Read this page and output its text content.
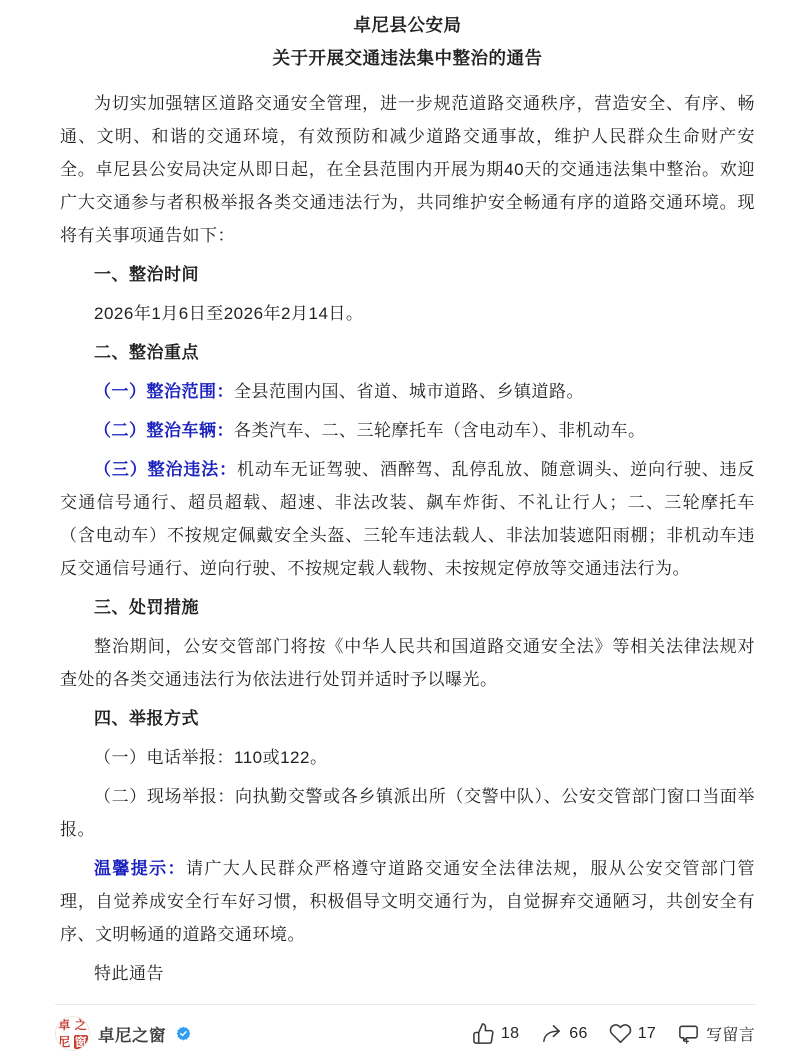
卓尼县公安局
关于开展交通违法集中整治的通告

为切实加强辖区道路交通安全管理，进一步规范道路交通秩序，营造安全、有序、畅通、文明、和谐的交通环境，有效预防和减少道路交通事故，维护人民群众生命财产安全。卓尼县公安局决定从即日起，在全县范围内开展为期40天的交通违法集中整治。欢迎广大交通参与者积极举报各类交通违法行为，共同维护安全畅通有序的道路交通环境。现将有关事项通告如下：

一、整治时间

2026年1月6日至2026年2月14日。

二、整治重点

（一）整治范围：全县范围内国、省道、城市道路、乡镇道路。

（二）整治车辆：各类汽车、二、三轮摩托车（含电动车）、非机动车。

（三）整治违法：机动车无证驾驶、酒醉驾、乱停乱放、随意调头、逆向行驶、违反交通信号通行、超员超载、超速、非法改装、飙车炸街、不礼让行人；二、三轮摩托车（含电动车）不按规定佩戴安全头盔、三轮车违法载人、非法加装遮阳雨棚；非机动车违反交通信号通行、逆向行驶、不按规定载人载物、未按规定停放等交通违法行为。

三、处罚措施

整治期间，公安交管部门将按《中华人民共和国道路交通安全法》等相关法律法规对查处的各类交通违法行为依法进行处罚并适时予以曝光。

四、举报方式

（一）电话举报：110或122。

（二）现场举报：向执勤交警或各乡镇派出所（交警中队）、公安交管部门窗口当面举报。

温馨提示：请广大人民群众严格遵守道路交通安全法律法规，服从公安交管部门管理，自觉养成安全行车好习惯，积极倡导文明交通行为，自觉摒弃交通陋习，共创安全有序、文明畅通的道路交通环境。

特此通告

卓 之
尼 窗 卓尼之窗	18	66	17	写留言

━━━━

> **Exercise**:
Give only the number of lines in the material above that hold the word "含电动车".

> **Solution for this problem**:
2